**Work to complete**
Take the material below and write it all out again exactly.

Some records:
◇ ◇ ◇ ◇
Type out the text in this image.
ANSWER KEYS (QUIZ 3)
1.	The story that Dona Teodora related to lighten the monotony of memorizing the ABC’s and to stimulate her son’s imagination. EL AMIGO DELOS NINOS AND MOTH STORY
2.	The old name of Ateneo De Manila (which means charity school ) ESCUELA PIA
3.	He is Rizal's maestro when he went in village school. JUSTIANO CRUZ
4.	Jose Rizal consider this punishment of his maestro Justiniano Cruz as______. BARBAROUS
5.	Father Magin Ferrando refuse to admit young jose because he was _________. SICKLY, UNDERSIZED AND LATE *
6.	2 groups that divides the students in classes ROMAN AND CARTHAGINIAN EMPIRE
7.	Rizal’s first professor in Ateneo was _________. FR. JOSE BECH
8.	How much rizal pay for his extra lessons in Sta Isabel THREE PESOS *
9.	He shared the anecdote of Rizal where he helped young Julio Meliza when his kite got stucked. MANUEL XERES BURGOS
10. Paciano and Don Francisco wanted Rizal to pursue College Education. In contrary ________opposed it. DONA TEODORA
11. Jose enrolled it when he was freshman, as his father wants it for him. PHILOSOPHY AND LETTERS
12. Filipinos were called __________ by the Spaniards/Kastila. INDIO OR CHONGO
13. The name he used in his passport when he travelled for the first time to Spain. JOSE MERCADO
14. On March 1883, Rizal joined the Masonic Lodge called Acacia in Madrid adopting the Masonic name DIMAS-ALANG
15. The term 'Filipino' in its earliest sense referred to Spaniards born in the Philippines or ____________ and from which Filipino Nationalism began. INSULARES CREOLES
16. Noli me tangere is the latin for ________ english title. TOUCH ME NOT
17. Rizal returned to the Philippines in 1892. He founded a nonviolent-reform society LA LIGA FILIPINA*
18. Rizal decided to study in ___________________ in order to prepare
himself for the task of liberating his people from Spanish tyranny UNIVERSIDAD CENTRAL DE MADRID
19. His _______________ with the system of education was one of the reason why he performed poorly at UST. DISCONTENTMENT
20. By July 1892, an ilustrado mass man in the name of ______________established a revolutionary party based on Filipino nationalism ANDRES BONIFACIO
◇ ◇ ◇ ◇
**Task answer**
Type out the text in this image.
ANSWER KEYS (QUIZ 3)
1.	The story that Dona Teodora related to lighten the monotony of memorizing the ABC’s and to stimulate her son’s imagination. EL AMIGO DELOS NINOS AND MOTH STORY
2.	The old name of Ateneo De Manila (which means charity school ) ESCUELA PIA
3.	He is Rizal's maestro when he went in village school. JUSTIANO CRUZ
4.	Jose Rizal consider this punishment of his maestro Justiniano Cruz as______. BARBAROUS
5.	Father Magin Ferrando refuse to admit young jose because he was _________. SICKLY, UNDERSIZED AND LATE *
6.	2 groups that divides the students in classes ROMAN AND CARTHAGINIAN EMPIRE
7.	Rizal’s first professor in Ateneo was _________. FR. JOSE BECH
8.	How much rizal pay for his extra lessons in Sta Isabel THREE PESOS *
9.	He shared the anecdote of Rizal where he helped young Julio Meliza when his kite got stucked. MANUEL XERES BURGOS
10. Paciano and Don Francisco wanted Rizal to pursue College Education. In contrary ________opposed it. DONA TEODORA
11. Jose enrolled it when he was freshman, as his father wants it for him. PHILOSOPHY AND LETTERS
12. Filipinos were called __________ by the Spaniards/Kastila. INDIO OR CHONGO
13. The name he used in his passport when he travelled for the first time to Spain. JOSE MERCADO
14. On March 1883, Rizal joined the Masonic Lodge called Acacia in Madrid adopting the Masonic name DIMAS-ALANG
15. The term 'Filipino' in its earliest sense referred to Spaniards born in the Philippines or ____________ and from which Filipino Nationalism began. INSULARES CREOLES
16. Noli me tangere is the latin for ________ english title. TOUCH ME NOT
17. Rizal returned to the Philippines in 1892. He founded a nonviolent-reform society LA LIGA FILIPINA*
18. Rizal decided to study in ___________________ in order to prepare
himself for the task of liberating his people from Spanish tyranny UNIVERSIDAD CENTRAL DE MADRID
19. His _______________ with the system of education was one of the reason why he performed poorly at UST. DISCONTENTMENT
20. By July 1892, an ilustrado mass man in the name of ______________established a revolutionary party based on Filipino nationalism ANDRES BONIFACIO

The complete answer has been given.